• INSTRUCTION
Will you output the entries below exactly, skipping every image they contain?

Saved entries:
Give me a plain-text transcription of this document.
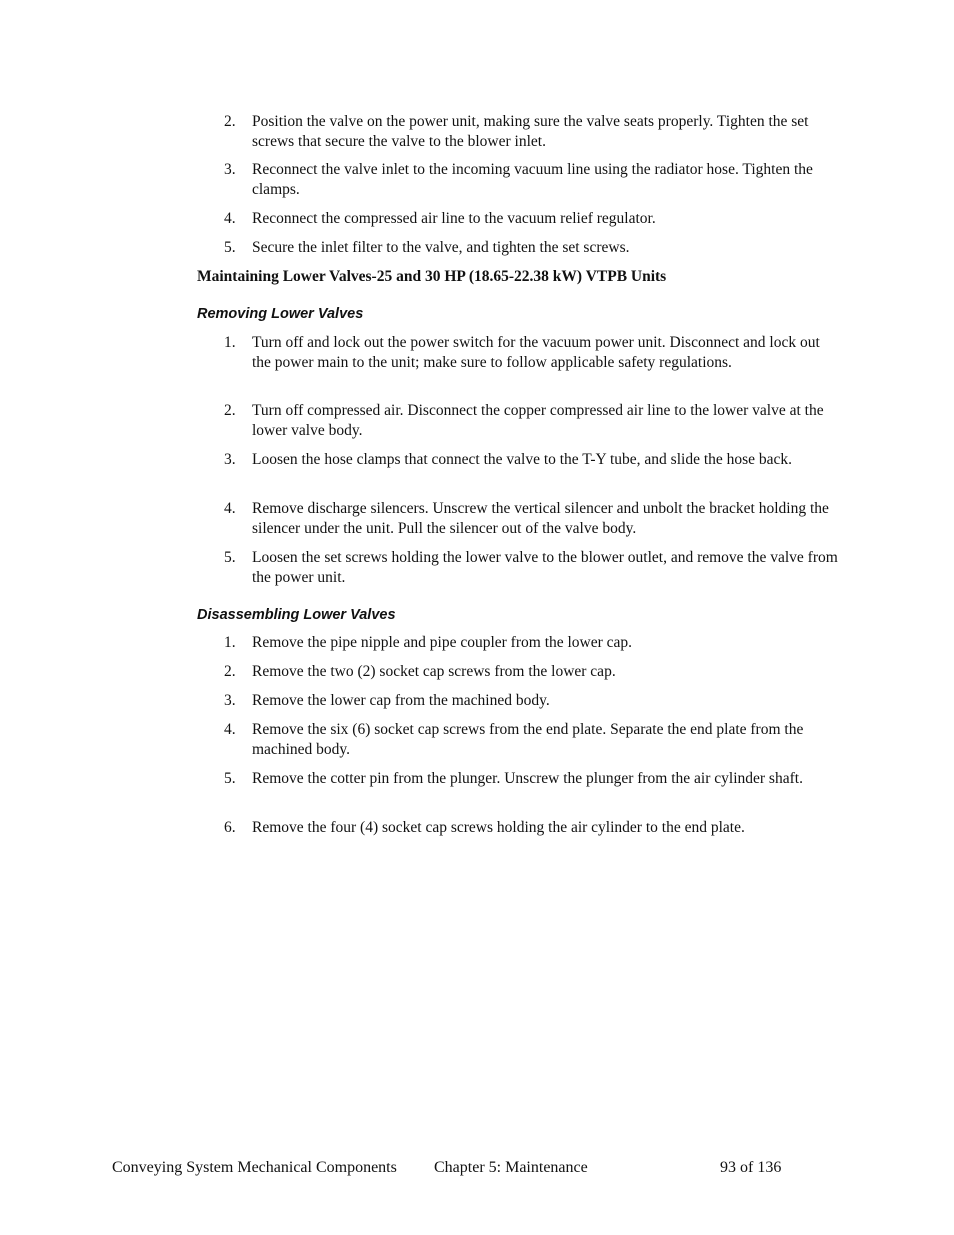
2.	Position the valve on the power unit, making sure the valve seats properly. Tighten the set screws that secure the valve to the blower inlet.
3.	Reconnect the valve inlet to the incoming vacuum line using the radiator hose. Tighten the clamps.
4.	Reconnect the compressed air line to the vacuum relief regulator.
5.	Secure the inlet filter to the valve, and tighten the set screws.
Maintaining Lower Valves-25 and 30 HP (18.65-22.38 kW) VTPB Units
Removing Lower Valves
1.	Turn off and lock out the power switch for the vacuum power unit. Disconnect and lock out the power main to the unit; make sure to follow applicable safety regulations.
2.	Turn off compressed air. Disconnect the copper compressed air line to the lower valve at the lower valve body.
3.	Loosen the hose clamps that connect the valve to the T-Y tube, and slide the hose back.
4.	Remove discharge silencers. Unscrew the vertical silencer and unbolt the bracket holding the silencer under the unit. Pull the silencer out of the valve body.
5.	Loosen the set screws holding the lower valve to the blower outlet, and remove the valve from the power unit.
Disassembling Lower Valves
1.	Remove the pipe nipple and pipe coupler from the lower cap.
2.	Remove the two (2) socket cap screws from the lower cap.
3.	Remove the lower cap from the machined body.
4.	Remove the six (6) socket cap screws from the end plate. Separate the end plate from the machined body.
5.	Remove the cotter pin from the plunger. Unscrew the plunger from the air cylinder shaft.
6.	Remove the four (4) socket cap screws holding the air cylinder to the end plate.
Conveying System Mechanical Components Chapter 5: Maintenance	93 of 136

• OUTPUT FOR THIS EXERCISE
Give me a plain-text transcription of this document.
2.	Position the valve on the power unit, making sure the valve seats properly. Tighten the set screws that secure the valve to the blower inlet.
3.	Reconnect the valve inlet to the incoming vacuum line using the radiator hose. Tighten the clamps.
4.	Reconnect the compressed air line to the vacuum relief regulator.
5.	Secure the inlet filter to the valve, and tighten the set screws.
Maintaining Lower Valves-25 and 30 HP (18.65-22.38 kW) VTPB Units
Removing Lower Valves
1.	Turn off and lock out the power switch for the vacuum power unit. Disconnect and lock out the power main to the unit; make sure to follow applicable safety regulations.
2.	Turn off compressed air. Disconnect the copper compressed air line to the lower valve at the lower valve body.
3.	Loosen the hose clamps that connect the valve to the T-Y tube, and slide the hose back.
4.	Remove discharge silencers. Unscrew the vertical silencer and unbolt the bracket holding the silencer under the unit. Pull the silencer out of the valve body.
5.	Loosen the set screws holding the lower valve to the blower outlet, and remove the valve from the power unit.
Disassembling Lower Valves
1.	Remove the pipe nipple and pipe coupler from the lower cap.
2.	Remove the two (2) socket cap screws from the lower cap.
3.	Remove the lower cap from the machined body.
4.	Remove the six (6) socket cap screws from the end plate. Separate the end plate from the machined body.
5.	Remove the cotter pin from the plunger. Unscrew the plunger from the air cylinder shaft.
6.	Remove the four (4) socket cap screws holding the air cylinder to the end plate.
Conveying System Mechanical Components Chapter 5: Maintenance	93 of 136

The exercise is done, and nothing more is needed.